━━━━━ STORED RECORDS ━━━━━

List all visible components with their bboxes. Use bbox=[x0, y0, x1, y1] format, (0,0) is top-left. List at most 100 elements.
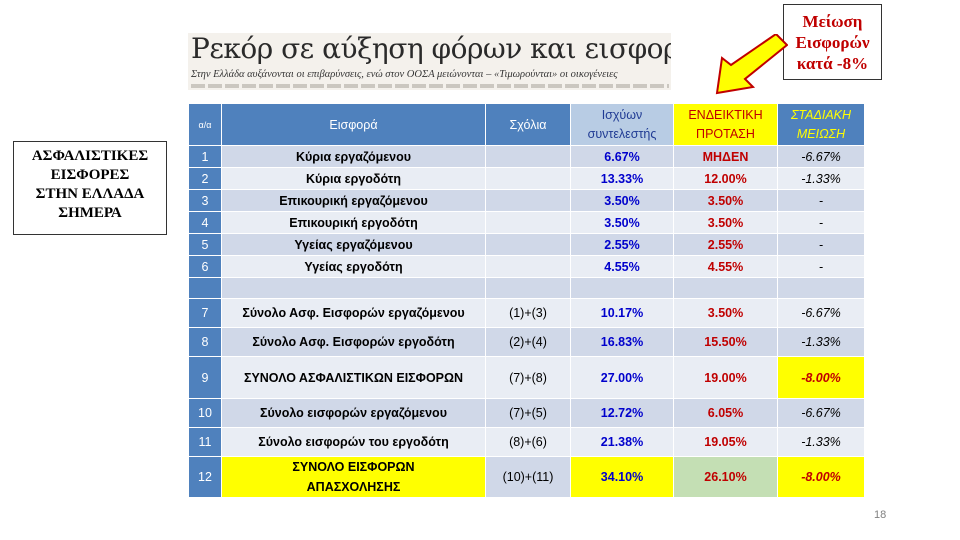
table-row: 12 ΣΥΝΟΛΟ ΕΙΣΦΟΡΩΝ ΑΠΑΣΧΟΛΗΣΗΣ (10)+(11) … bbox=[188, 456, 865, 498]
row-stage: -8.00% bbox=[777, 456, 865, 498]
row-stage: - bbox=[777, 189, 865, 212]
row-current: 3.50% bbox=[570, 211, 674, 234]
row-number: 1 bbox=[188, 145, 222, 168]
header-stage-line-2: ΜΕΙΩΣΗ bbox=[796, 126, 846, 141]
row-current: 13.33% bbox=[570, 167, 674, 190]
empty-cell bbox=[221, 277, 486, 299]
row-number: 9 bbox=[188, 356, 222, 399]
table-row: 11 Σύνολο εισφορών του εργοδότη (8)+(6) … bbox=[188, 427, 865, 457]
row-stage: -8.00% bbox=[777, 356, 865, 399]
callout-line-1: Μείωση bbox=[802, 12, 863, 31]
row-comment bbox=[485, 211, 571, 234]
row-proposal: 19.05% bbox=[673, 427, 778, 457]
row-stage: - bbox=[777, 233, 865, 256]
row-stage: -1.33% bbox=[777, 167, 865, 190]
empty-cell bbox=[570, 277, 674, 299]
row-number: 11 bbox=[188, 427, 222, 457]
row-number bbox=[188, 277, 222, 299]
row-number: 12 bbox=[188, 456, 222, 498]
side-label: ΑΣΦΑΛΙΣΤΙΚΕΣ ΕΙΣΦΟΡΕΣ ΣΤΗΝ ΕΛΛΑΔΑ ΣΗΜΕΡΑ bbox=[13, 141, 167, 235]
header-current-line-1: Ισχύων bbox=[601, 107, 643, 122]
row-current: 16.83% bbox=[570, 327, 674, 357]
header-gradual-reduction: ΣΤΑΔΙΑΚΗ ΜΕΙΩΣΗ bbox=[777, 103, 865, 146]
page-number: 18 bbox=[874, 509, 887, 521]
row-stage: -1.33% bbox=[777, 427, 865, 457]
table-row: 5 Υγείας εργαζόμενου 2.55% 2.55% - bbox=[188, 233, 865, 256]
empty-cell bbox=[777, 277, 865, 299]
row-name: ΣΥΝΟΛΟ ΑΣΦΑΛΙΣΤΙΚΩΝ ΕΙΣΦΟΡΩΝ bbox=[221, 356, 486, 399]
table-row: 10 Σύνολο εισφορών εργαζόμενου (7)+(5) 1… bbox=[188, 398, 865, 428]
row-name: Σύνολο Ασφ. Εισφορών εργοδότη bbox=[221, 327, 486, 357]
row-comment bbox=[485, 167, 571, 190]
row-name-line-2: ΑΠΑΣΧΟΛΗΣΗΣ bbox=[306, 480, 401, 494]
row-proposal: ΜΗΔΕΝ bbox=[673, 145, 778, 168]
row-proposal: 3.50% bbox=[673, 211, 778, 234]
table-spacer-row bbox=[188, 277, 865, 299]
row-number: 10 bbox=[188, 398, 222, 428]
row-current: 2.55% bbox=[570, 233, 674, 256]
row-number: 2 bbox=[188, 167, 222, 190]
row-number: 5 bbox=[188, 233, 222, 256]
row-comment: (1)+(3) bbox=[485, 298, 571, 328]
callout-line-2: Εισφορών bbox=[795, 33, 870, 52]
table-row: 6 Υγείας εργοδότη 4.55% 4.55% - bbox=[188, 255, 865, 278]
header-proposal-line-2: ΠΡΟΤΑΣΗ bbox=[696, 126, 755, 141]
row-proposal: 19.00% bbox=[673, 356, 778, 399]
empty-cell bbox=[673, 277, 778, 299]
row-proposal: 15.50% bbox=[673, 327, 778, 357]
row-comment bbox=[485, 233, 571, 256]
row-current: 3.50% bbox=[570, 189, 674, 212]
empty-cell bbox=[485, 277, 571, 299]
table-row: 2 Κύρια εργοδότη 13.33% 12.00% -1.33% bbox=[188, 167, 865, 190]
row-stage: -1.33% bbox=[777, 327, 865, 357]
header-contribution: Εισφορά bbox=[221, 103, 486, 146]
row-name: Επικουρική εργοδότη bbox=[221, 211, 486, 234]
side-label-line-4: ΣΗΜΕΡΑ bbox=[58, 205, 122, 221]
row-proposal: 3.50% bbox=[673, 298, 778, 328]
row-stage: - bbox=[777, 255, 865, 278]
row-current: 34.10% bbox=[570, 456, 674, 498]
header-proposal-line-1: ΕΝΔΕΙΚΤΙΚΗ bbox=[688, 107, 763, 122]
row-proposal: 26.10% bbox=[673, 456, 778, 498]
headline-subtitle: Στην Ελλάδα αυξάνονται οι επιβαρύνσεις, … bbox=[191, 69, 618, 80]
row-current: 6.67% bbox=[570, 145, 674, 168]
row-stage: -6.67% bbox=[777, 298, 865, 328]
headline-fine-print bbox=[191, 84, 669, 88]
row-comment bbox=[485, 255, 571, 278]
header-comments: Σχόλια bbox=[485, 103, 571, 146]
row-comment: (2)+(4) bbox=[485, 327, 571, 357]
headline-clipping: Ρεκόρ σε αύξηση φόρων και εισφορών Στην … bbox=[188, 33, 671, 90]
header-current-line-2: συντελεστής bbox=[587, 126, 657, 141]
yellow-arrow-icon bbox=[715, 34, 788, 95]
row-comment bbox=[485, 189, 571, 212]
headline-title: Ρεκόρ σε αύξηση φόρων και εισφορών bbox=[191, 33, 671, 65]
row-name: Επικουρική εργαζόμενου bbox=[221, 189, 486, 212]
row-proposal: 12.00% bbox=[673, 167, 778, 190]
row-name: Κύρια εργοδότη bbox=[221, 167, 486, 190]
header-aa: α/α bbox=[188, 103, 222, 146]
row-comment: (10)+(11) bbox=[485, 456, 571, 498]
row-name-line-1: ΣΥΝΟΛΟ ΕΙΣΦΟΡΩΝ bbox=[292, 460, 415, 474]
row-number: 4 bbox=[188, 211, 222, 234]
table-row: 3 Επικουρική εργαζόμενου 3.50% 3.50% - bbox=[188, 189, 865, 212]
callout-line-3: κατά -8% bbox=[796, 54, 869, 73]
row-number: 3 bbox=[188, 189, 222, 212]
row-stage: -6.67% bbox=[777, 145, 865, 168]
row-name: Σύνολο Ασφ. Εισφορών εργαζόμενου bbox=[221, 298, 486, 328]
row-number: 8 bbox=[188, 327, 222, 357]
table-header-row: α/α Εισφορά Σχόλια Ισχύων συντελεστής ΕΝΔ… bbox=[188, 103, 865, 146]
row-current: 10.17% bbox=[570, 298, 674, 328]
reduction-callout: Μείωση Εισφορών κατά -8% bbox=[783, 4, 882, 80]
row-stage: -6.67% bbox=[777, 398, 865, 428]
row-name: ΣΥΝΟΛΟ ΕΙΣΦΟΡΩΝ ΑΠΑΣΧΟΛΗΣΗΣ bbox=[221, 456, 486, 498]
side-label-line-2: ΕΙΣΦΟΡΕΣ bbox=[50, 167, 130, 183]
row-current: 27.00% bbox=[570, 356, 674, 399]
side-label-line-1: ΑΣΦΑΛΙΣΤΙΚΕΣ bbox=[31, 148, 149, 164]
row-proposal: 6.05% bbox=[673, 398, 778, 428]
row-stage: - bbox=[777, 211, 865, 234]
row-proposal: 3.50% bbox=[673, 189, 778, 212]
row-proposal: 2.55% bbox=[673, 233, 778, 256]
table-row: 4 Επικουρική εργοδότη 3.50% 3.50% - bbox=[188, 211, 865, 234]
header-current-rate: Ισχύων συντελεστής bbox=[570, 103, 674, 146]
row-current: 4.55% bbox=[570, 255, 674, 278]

━━━━━
━━━━━ STORED RECORDS ━━━━━

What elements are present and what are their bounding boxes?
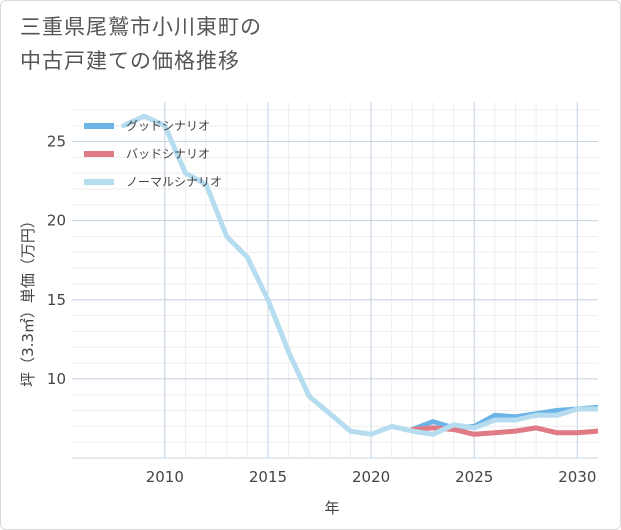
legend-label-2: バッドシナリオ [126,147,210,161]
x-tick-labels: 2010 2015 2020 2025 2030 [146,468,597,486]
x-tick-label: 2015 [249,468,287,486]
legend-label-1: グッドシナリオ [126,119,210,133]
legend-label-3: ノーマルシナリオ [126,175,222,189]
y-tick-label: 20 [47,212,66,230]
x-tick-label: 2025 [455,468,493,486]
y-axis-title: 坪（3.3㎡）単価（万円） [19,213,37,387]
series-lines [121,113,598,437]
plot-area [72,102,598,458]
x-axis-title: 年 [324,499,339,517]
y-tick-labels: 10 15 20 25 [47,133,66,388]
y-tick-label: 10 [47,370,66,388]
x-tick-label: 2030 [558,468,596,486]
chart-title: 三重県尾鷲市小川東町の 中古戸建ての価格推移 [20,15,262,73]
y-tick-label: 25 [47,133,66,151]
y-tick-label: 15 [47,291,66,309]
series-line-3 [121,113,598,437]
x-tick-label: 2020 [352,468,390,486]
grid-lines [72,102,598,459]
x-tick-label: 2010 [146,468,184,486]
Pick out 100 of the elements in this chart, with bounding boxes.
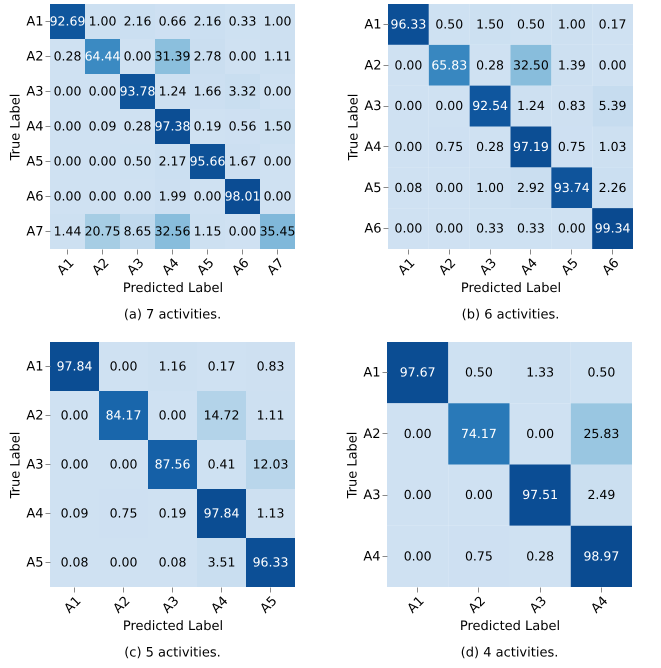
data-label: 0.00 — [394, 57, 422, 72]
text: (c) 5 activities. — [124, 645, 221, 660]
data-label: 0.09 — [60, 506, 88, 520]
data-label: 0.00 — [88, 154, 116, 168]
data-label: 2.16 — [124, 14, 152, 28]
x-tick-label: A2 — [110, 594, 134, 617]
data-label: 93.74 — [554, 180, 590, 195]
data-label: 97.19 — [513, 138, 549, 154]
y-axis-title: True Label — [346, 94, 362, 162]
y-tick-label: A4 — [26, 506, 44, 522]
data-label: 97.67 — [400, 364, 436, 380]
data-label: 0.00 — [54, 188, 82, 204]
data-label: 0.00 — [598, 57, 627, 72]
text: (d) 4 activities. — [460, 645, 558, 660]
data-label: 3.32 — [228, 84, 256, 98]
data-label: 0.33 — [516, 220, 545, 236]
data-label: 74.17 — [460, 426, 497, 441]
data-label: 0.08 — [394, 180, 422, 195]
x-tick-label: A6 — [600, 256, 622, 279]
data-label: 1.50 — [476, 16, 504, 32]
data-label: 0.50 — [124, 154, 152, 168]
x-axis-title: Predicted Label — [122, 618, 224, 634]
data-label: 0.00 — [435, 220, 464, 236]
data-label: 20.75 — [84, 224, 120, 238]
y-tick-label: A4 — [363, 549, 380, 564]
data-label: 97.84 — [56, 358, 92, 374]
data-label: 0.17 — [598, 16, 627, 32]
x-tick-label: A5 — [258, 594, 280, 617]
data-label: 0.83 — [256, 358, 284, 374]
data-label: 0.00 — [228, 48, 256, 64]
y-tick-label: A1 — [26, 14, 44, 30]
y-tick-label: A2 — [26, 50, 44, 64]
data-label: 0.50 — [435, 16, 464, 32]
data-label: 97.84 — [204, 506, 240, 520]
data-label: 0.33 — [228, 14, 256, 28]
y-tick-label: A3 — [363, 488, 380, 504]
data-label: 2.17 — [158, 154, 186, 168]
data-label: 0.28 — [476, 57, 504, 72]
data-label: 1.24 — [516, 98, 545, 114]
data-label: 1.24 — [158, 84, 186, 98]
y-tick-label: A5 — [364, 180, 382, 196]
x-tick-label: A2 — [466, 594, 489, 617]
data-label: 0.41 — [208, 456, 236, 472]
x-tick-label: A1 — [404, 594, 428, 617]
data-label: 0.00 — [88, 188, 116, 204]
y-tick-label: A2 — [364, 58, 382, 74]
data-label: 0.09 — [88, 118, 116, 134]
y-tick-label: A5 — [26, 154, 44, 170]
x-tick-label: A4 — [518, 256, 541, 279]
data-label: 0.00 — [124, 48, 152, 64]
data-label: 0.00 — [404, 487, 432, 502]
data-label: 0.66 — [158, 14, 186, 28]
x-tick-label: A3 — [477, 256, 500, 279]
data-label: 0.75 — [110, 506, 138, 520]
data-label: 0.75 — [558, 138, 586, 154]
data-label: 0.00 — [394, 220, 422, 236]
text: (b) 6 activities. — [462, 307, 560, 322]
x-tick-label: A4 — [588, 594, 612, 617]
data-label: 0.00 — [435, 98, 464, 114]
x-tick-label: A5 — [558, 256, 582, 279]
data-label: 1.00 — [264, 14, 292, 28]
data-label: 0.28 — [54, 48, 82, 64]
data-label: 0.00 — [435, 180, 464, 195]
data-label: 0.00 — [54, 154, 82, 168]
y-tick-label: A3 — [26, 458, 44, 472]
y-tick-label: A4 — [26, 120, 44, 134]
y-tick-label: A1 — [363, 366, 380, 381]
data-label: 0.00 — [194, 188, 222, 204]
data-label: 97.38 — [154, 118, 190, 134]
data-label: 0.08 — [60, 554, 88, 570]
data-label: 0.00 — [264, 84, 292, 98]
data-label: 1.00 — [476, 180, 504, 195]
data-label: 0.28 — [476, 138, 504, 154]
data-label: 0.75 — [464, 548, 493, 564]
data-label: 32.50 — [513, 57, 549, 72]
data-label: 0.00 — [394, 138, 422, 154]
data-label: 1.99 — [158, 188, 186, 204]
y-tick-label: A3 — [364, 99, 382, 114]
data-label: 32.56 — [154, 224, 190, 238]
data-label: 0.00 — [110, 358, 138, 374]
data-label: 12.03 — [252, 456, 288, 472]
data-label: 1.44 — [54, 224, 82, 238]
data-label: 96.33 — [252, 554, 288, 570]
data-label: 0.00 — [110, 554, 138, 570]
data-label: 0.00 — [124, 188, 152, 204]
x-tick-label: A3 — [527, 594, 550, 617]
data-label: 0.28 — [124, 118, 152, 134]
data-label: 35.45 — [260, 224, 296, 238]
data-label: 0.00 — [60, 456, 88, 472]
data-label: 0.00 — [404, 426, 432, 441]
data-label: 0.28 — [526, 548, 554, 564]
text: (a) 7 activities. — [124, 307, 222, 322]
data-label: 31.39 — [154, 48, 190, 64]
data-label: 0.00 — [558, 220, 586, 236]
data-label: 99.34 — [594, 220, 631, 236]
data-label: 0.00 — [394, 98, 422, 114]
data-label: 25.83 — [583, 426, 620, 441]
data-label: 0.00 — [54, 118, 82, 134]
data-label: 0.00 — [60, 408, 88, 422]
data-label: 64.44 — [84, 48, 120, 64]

━━━━━

**GIVEN REQUEST:** Copy out, unchanged, the lines of the records between the line holding "data-label: 0.00 — [394, 57, 422, 72]" and the line holding "data-label: 0.50 — [435, 16, 464, 32]", inclusive.

**RESPONSE BELOW:**
data-label: 0.00 — [394, 57, 422, 72]
text: (c) 5 activities. — [124, 645, 221, 660]
data-label: 0.09 — [60, 506, 88, 520]
data-label: 0.00 — [88, 154, 116, 168]
data-label: 2.16 — [124, 14, 152, 28]
x-tick-label: A2 — [110, 594, 134, 617]
data-label: 93.74 — [554, 180, 590, 195]
data-label: 97.19 — [513, 138, 549, 154]
y-axis-title: True Label — [346, 94, 362, 162]
y-tick-label: A4 — [26, 506, 44, 522]
data-label: 97.67 — [400, 364, 436, 380]
data-label: 0.00 — [54, 188, 82, 204]
data-label: 0.00 — [598, 57, 627, 72]
text: (d) 4 activities. — [460, 645, 558, 660]
data-label: 3.32 — [228, 84, 256, 98]
data-label: 0.33 — [516, 220, 545, 236]
data-label: 74.17 — [460, 426, 497, 441]
data-label: 0.08 — [394, 180, 422, 195]
x-tick-label: A6 — [600, 256, 622, 279]
data-label: 1.50 — [476, 16, 504, 32]
data-label: 0.50 — [124, 154, 152, 168]
x-axis-title: Predicted Label — [122, 618, 224, 634]
data-label: 0.00 — [435, 220, 464, 236]
data-label: 20.75 — [84, 224, 120, 238]
y-tick-label: A4 — [363, 549, 380, 564]
data-label: 97.84 — [56, 358, 92, 374]
data-label: 0.17 — [598, 16, 627, 32]
x-tick-label: A5 — [258, 594, 280, 617]
data-label: 0.83 — [256, 358, 284, 374]
data-label: 0.00 — [228, 48, 256, 64]
y-tick-label: A1 — [26, 14, 44, 30]
y-tick-label: A2 — [26, 50, 44, 64]
data-label: 0.50 — [435, 16, 464, 32]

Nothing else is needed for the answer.